» **What needs to be done**
Look through the records that follow. Copy every line containing the word "どちらともいえない".
--- start of Exercise input ---
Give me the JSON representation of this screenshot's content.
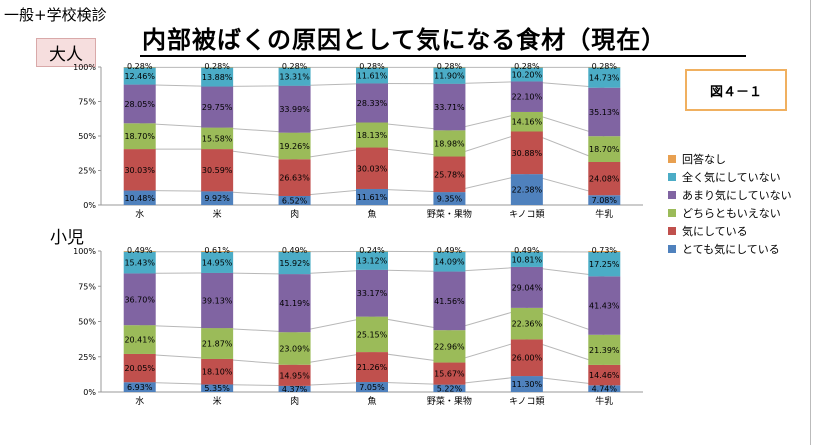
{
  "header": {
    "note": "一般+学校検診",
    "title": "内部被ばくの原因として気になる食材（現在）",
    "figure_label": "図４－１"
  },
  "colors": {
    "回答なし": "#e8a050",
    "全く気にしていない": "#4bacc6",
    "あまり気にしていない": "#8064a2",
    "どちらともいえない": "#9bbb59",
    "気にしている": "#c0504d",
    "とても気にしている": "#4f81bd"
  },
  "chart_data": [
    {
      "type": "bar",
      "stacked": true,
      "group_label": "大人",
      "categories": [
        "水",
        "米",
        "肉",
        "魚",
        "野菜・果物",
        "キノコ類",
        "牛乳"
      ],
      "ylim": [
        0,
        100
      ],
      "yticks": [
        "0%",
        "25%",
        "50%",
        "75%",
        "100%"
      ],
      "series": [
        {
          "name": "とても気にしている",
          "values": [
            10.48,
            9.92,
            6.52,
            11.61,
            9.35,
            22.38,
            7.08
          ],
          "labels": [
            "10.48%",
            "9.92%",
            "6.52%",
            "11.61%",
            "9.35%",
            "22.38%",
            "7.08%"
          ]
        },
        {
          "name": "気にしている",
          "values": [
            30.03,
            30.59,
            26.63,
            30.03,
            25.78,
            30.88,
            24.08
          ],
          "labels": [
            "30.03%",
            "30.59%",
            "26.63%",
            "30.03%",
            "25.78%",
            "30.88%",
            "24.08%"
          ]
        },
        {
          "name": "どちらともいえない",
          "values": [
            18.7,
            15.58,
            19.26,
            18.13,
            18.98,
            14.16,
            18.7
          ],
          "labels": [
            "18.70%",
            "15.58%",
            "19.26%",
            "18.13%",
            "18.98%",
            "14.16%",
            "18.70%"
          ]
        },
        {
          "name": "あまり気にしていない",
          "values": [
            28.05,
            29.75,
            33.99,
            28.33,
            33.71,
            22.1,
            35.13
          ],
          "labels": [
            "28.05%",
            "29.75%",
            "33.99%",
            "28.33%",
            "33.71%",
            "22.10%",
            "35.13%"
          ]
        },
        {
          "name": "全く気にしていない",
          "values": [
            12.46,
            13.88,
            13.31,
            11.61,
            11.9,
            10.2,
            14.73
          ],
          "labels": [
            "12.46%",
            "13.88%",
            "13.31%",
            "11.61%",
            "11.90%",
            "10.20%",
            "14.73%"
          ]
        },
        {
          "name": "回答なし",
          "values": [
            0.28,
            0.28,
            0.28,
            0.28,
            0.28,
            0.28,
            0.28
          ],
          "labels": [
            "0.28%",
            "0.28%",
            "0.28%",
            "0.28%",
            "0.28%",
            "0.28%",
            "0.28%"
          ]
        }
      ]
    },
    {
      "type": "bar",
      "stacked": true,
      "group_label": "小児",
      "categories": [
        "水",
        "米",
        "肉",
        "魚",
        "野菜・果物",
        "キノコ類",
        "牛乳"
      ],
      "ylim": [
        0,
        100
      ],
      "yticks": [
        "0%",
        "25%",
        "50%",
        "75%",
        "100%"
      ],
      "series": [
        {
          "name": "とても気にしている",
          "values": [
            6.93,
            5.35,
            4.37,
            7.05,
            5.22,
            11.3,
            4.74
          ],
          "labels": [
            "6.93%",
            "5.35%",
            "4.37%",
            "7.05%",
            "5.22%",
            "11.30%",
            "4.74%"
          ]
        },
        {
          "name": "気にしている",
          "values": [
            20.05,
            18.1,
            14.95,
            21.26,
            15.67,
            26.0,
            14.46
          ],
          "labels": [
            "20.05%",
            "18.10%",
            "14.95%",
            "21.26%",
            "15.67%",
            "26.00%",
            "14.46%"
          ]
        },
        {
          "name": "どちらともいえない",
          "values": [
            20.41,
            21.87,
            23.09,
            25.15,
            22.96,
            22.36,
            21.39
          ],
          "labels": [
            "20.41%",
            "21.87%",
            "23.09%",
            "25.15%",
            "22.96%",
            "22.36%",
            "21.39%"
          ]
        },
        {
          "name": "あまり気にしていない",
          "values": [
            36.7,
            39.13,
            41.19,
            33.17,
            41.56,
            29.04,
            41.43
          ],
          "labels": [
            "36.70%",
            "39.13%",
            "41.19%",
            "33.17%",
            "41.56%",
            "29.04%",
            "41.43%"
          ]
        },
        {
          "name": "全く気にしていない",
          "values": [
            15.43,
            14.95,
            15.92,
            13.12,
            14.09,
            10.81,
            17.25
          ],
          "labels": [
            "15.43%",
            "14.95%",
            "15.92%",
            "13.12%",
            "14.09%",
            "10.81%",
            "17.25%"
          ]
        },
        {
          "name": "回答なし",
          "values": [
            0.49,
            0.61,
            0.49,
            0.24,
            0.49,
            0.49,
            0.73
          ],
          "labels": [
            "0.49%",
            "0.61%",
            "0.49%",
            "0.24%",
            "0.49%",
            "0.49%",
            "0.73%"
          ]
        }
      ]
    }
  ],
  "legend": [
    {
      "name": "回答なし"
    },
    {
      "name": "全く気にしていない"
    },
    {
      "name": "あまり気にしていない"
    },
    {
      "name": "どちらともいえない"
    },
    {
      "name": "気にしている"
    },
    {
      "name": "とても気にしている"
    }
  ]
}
--- end of Exercise input ---
» **Response**
    "どちらともいえない": "#9bbb59",
          "name": "どちらともいえない",
          "name": "どちらともいえない",
      "name": "どちらともいえない"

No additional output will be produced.